**Given exercise**. For this exercise, repeat all of the material verbatim apart from its images.
::: Extracted material :::
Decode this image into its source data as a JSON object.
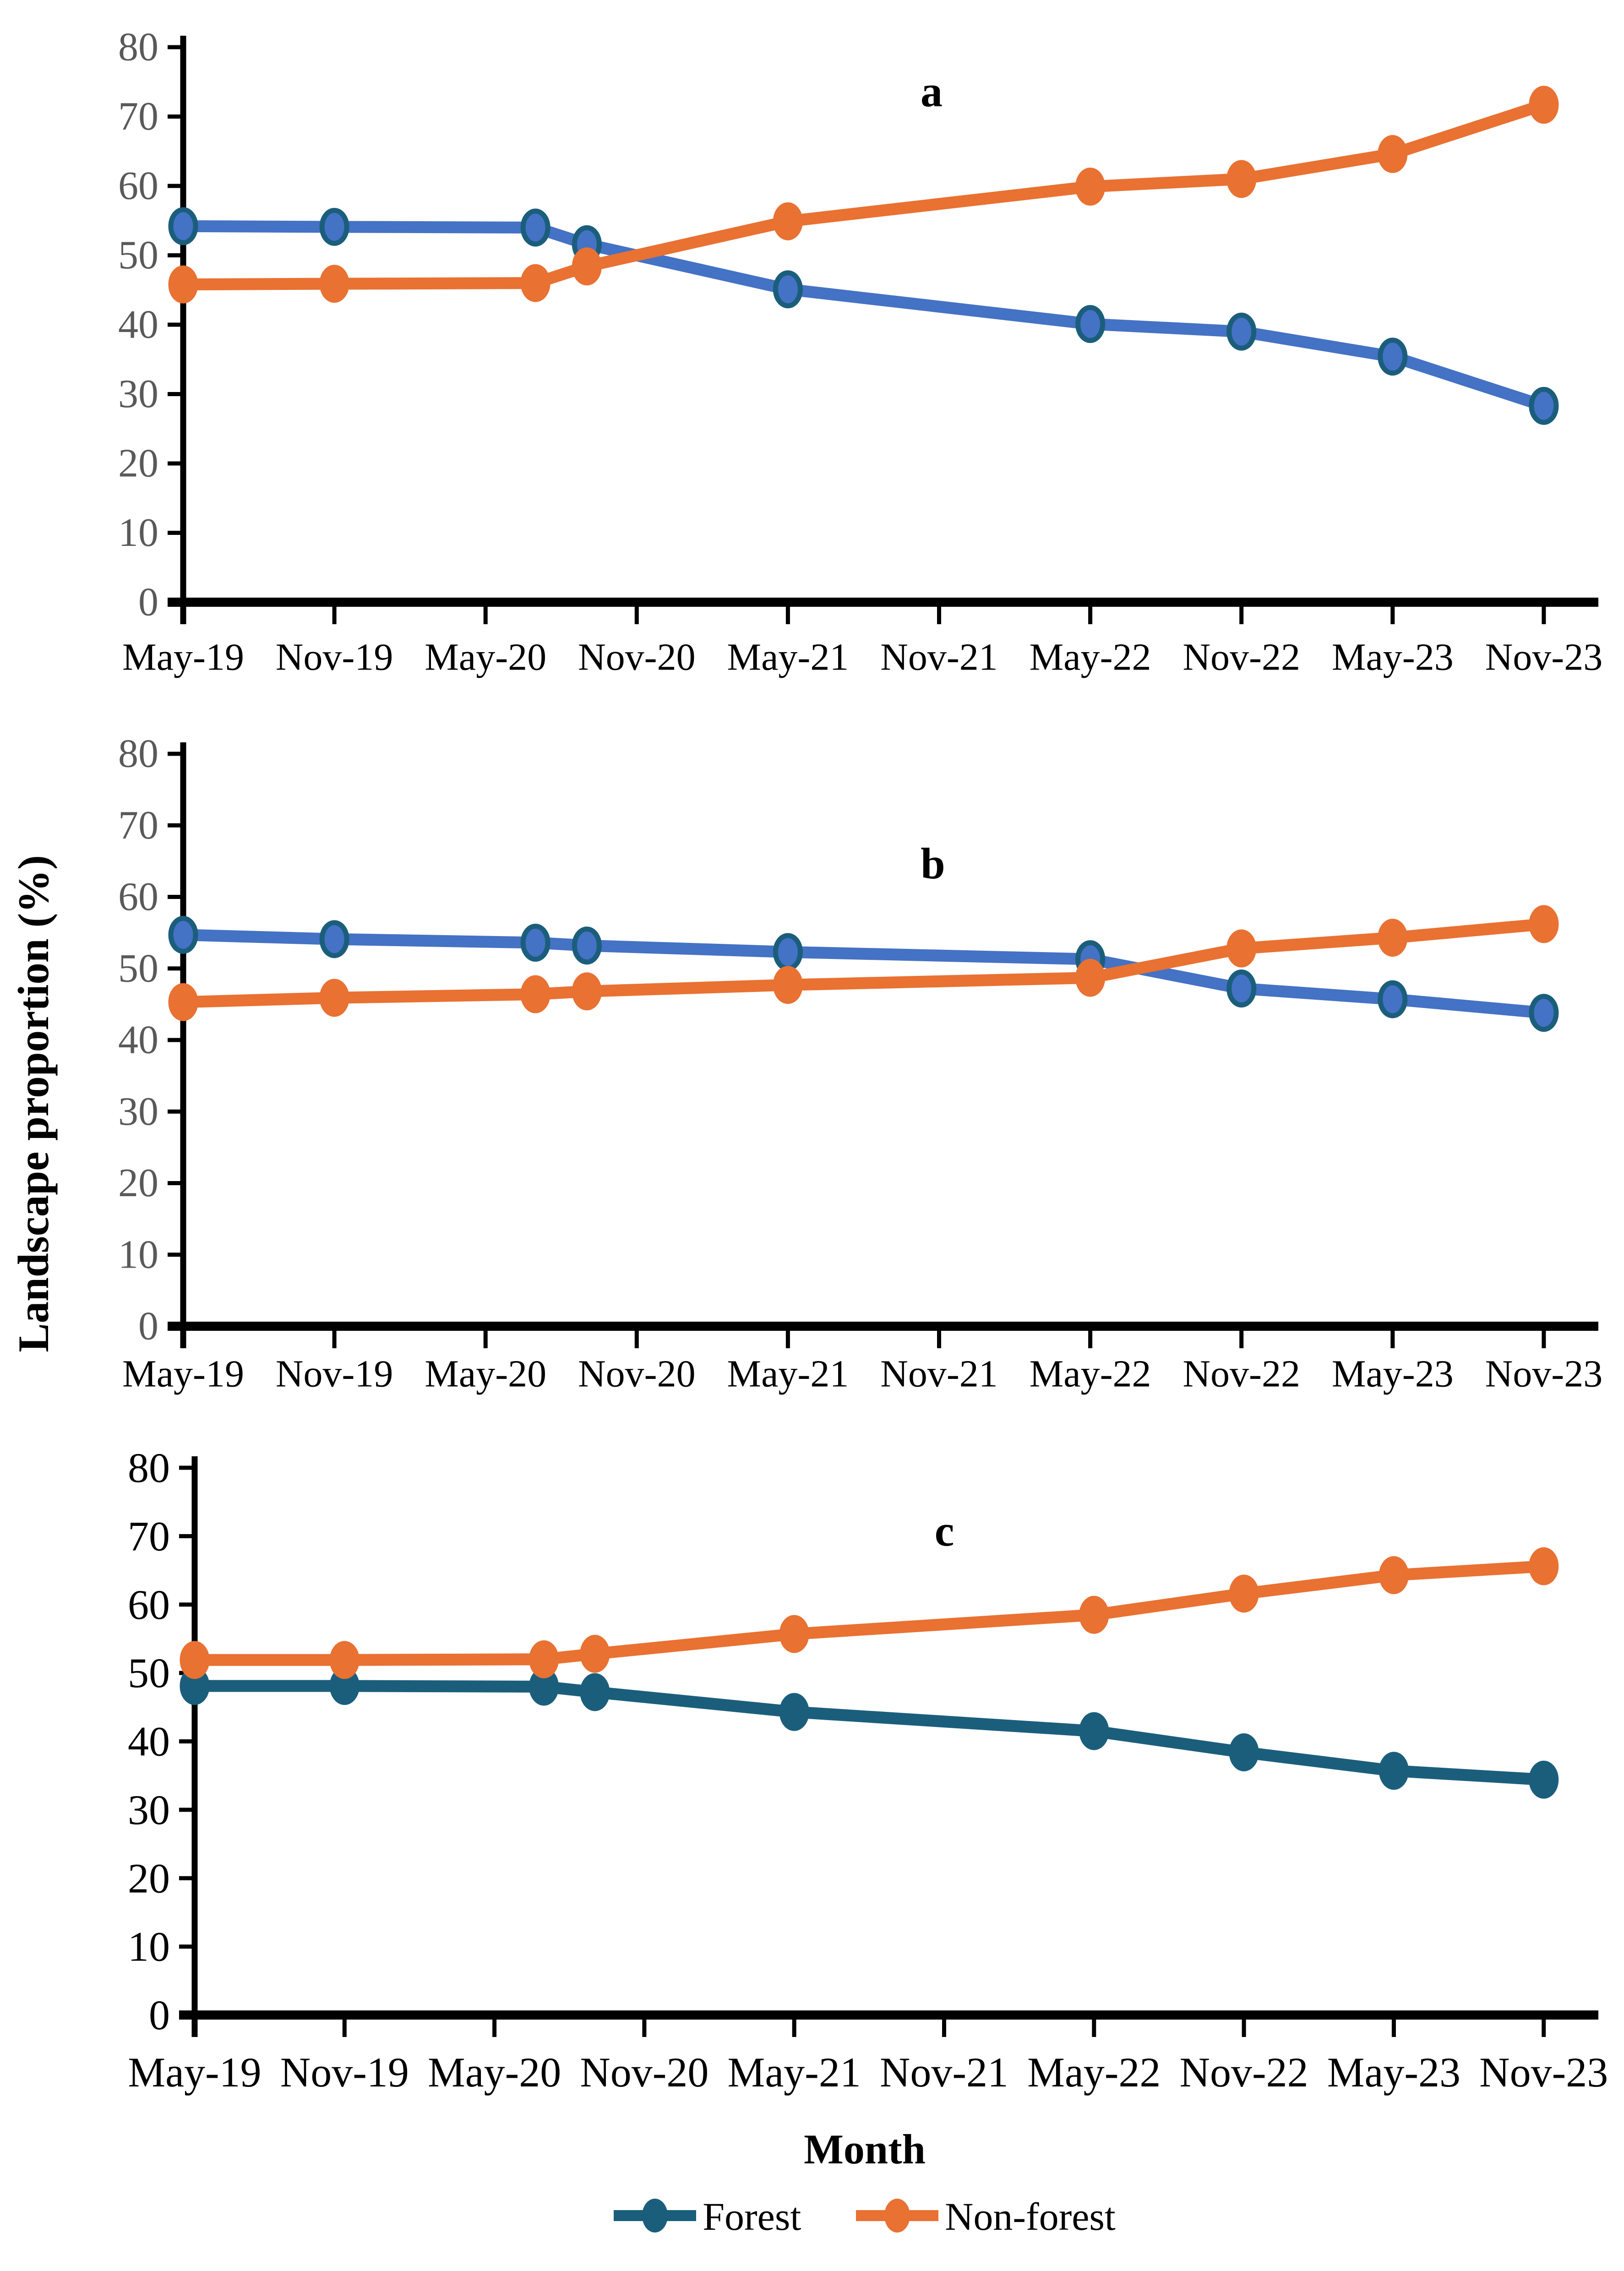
{
  "figure": {
    "y_axis_title": "Landscape proportion (%)",
    "x_axis_title": "Month",
    "legend": [
      {
        "label": "Forest",
        "color": "#1B5E7C",
        "swatch_icon": "line-with-circle-marker"
      },
      {
        "label": "Non-forest",
        "color": "#E97132",
        "swatch_icon": "line-with-circle-marker"
      }
    ],
    "colors": {
      "forest_line_ab": "#4472C4",
      "forest_marker_edge": "#1B5E7C",
      "forest_line_c": "#1B5E7C",
      "non_forest": "#E97132",
      "axis": "#000000",
      "gray_tick_labels": "#595959"
    }
  },
  "chart_data": [
    {
      "type": "line",
      "panel_label": "a",
      "title": "",
      "xlabel": "Month",
      "ylabel": "Landscape proportion (%)",
      "ylim": [
        0,
        80
      ],
      "y_ticks": [
        0,
        10,
        20,
        30,
        40,
        50,
        60,
        70,
        80
      ],
      "y_tick_label_color": "#595959",
      "x_tick_label_color": "#000000",
      "grid": "off",
      "legend_position": "bottom-shared",
      "x_tick_labels": [
        "May-19",
        "Nov-19",
        "May-20",
        "Nov-20",
        "May-21",
        "Nov-21",
        "May-22",
        "Nov-22",
        "May-23",
        "Nov-23"
      ],
      "point_dates": [
        "May-19",
        "Nov-19",
        "Jul-20",
        "Sep-20",
        "May-21",
        "May-22",
        "Nov-22",
        "May-23",
        "Nov-23"
      ],
      "x_units": [
        0,
        1,
        2.33,
        2.67,
        4,
        6,
        7,
        8,
        9
      ],
      "series": [
        {
          "name": "Forest",
          "line_color": "#4472C4",
          "marker_fill": "#4472C4",
          "marker_edge": "#1B5E7C",
          "values": [
            54.2,
            54.1,
            54.0,
            51.6,
            45.1,
            40.1,
            39.0,
            35.4,
            28.3
          ]
        },
        {
          "name": "Non-forest",
          "line_color": "#E97132",
          "marker_fill": "#E97132",
          "marker_edge": "#E97132",
          "values": [
            45.8,
            45.9,
            46.0,
            48.4,
            54.9,
            59.9,
            61.0,
            64.6,
            71.7
          ]
        }
      ]
    },
    {
      "type": "line",
      "panel_label": "b",
      "title": "",
      "xlabel": "Month",
      "ylabel": "Landscape proportion (%)",
      "ylim": [
        0,
        80
      ],
      "y_ticks": [
        0,
        10,
        20,
        30,
        40,
        50,
        60,
        70,
        80
      ],
      "y_tick_label_color": "#595959",
      "x_tick_label_color": "#000000",
      "grid": "off",
      "legend_position": "bottom-shared",
      "x_tick_labels": [
        "May-19",
        "Nov-19",
        "May-20",
        "Nov-20",
        "May-21",
        "Nov-21",
        "May-22",
        "Nov-22",
        "May-23",
        "Nov-23"
      ],
      "point_dates": [
        "May-19",
        "Nov-19",
        "Jul-20",
        "Sep-20",
        "May-21",
        "May-22",
        "Nov-22",
        "May-23",
        "Nov-23"
      ],
      "x_units": [
        0,
        1,
        2.33,
        2.67,
        4,
        6,
        7,
        8,
        9
      ],
      "series": [
        {
          "name": "Forest",
          "line_color": "#4472C4",
          "marker_fill": "#4472C4",
          "marker_edge": "#1B5E7C",
          "values": [
            54.7,
            54.1,
            53.6,
            53.2,
            52.3,
            51.3,
            47.2,
            45.7,
            43.8
          ]
        },
        {
          "name": "Non-forest",
          "line_color": "#E97132",
          "marker_fill": "#E97132",
          "marker_edge": "#E97132",
          "values": [
            45.3,
            45.9,
            46.4,
            46.8,
            47.7,
            48.7,
            52.8,
            54.3,
            56.2
          ]
        }
      ]
    },
    {
      "type": "line",
      "panel_label": "c",
      "title": "",
      "xlabel": "Month",
      "ylabel": "Landscape proportion (%)",
      "ylim": [
        0,
        80
      ],
      "y_ticks": [
        0,
        10,
        20,
        30,
        40,
        50,
        60,
        70,
        80
      ],
      "y_tick_label_color": "#000000",
      "x_tick_label_color": "#000000",
      "grid": "off",
      "legend_position": "bottom-shared",
      "x_tick_labels": [
        "May-19",
        "Nov-19",
        "May-20",
        "Nov-20",
        "May-21",
        "Nov-21",
        "May-22",
        "Nov-22",
        "May-23",
        "Nov-23"
      ],
      "point_dates": [
        "May-19",
        "Nov-19",
        "Jul-20",
        "Sep-20",
        "May-21",
        "May-22",
        "Nov-22",
        "May-23",
        "Nov-23"
      ],
      "x_units": [
        0,
        1,
        2.33,
        2.67,
        4,
        6,
        7,
        8,
        9
      ],
      "series": [
        {
          "name": "Forest",
          "line_color": "#1B5E7C",
          "marker_fill": "#1B5E7C",
          "marker_edge": "#1B5E7C",
          "values": [
            48.1,
            48.1,
            48.0,
            47.2,
            44.3,
            41.5,
            38.4,
            35.7,
            34.4
          ]
        },
        {
          "name": "Non-forest",
          "line_color": "#E97132",
          "marker_fill": "#E97132",
          "marker_edge": "#E97132",
          "values": [
            51.9,
            51.9,
            52.0,
            52.8,
            55.7,
            58.5,
            61.6,
            64.3,
            65.6
          ]
        }
      ]
    }
  ]
}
:::
**Problem solution**.
Decode this image into its source data as a JSON object.
{
  "figure": {
    "y_axis_title": "Landscape proportion (%)",
    "x_axis_title": "Month",
    "legend": [
      {
        "label": "Forest",
        "color": "#1B5E7C",
        "swatch_icon": "line-with-circle-marker"
      },
      {
        "label": "Non-forest",
        "color": "#E97132",
        "swatch_icon": "line-with-circle-marker"
      }
    ],
    "colors": {
      "forest_line_ab": "#4472C4",
      "forest_marker_edge": "#1B5E7C",
      "forest_line_c": "#1B5E7C",
      "non_forest": "#E97132",
      "axis": "#000000",
      "gray_tick_labels": "#595959"
    }
  },
  "chart_data": [
    {
      "type": "line",
      "panel_label": "a",
      "title": "",
      "xlabel": "Month",
      "ylabel": "Landscape proportion (%)",
      "ylim": [
        0,
        80
      ],
      "y_ticks": [
        0,
        10,
        20,
        30,
        40,
        50,
        60,
        70,
        80
      ],
      "y_tick_label_color": "#595959",
      "x_tick_label_color": "#000000",
      "grid": "off",
      "legend_position": "bottom-shared",
      "x_tick_labels": [
        "May-19",
        "Nov-19",
        "May-20",
        "Nov-20",
        "May-21",
        "Nov-21",
        "May-22",
        "Nov-22",
        "May-23",
        "Nov-23"
      ],
      "point_dates": [
        "May-19",
        "Nov-19",
        "Jul-20",
        "Sep-20",
        "May-21",
        "May-22",
        "Nov-22",
        "May-23",
        "Nov-23"
      ],
      "x_units": [
        0,
        1,
        2.33,
        2.67,
        4,
        6,
        7,
        8,
        9
      ],
      "series": [
        {
          "name": "Forest",
          "line_color": "#4472C4",
          "marker_fill": "#4472C4",
          "marker_edge": "#1B5E7C",
          "values": [
            54.2,
            54.1,
            54.0,
            51.6,
            45.1,
            40.1,
            39.0,
            35.4,
            28.3
          ]
        },
        {
          "name": "Non-forest",
          "line_color": "#E97132",
          "marker_fill": "#E97132",
          "marker_edge": "#E97132",
          "values": [
            45.8,
            45.9,
            46.0,
            48.4,
            54.9,
            59.9,
            61.0,
            64.6,
            71.7
          ]
        }
      ]
    },
    {
      "type": "line",
      "panel_label": "b",
      "title": "",
      "xlabel": "Month",
      "ylabel": "Landscape proportion (%)",
      "ylim": [
        0,
        80
      ],
      "y_ticks": [
        0,
        10,
        20,
        30,
        40,
        50,
        60,
        70,
        80
      ],
      "y_tick_label_color": "#595959",
      "x_tick_label_color": "#000000",
      "grid": "off",
      "legend_position": "bottom-shared",
      "x_tick_labels": [
        "May-19",
        "Nov-19",
        "May-20",
        "Nov-20",
        "May-21",
        "Nov-21",
        "May-22",
        "Nov-22",
        "May-23",
        "Nov-23"
      ],
      "point_dates": [
        "May-19",
        "Nov-19",
        "Jul-20",
        "Sep-20",
        "May-21",
        "May-22",
        "Nov-22",
        "May-23",
        "Nov-23"
      ],
      "x_units": [
        0,
        1,
        2.33,
        2.67,
        4,
        6,
        7,
        8,
        9
      ],
      "series": [
        {
          "name": "Forest",
          "line_color": "#4472C4",
          "marker_fill": "#4472C4",
          "marker_edge": "#1B5E7C",
          "values": [
            54.7,
            54.1,
            53.6,
            53.2,
            52.3,
            51.3,
            47.2,
            45.7,
            43.8
          ]
        },
        {
          "name": "Non-forest",
          "line_color": "#E97132",
          "marker_fill": "#E97132",
          "marker_edge": "#E97132",
          "values": [
            45.3,
            45.9,
            46.4,
            46.8,
            47.7,
            48.7,
            52.8,
            54.3,
            56.2
          ]
        }
      ]
    },
    {
      "type": "line",
      "panel_label": "c",
      "title": "",
      "xlabel": "Month",
      "ylabel": "Landscape proportion (%)",
      "ylim": [
        0,
        80
      ],
      "y_ticks": [
        0,
        10,
        20,
        30,
        40,
        50,
        60,
        70,
        80
      ],
      "y_tick_label_color": "#000000",
      "x_tick_label_color": "#000000",
      "grid": "off",
      "legend_position": "bottom-shared",
      "x_tick_labels": [
        "May-19",
        "Nov-19",
        "May-20",
        "Nov-20",
        "May-21",
        "Nov-21",
        "May-22",
        "Nov-22",
        "May-23",
        "Nov-23"
      ],
      "point_dates": [
        "May-19",
        "Nov-19",
        "Jul-20",
        "Sep-20",
        "May-21",
        "May-22",
        "Nov-22",
        "May-23",
        "Nov-23"
      ],
      "x_units": [
        0,
        1,
        2.33,
        2.67,
        4,
        6,
        7,
        8,
        9
      ],
      "series": [
        {
          "name": "Forest",
          "line_color": "#1B5E7C",
          "marker_fill": "#1B5E7C",
          "marker_edge": "#1B5E7C",
          "values": [
            48.1,
            48.1,
            48.0,
            47.2,
            44.3,
            41.5,
            38.4,
            35.7,
            34.4
          ]
        },
        {
          "name": "Non-forest",
          "line_color": "#E97132",
          "marker_fill": "#E97132",
          "marker_edge": "#E97132",
          "values": [
            51.9,
            51.9,
            52.0,
            52.8,
            55.7,
            58.5,
            61.6,
            64.3,
            65.6
          ]
        }
      ]
    }
  ]
}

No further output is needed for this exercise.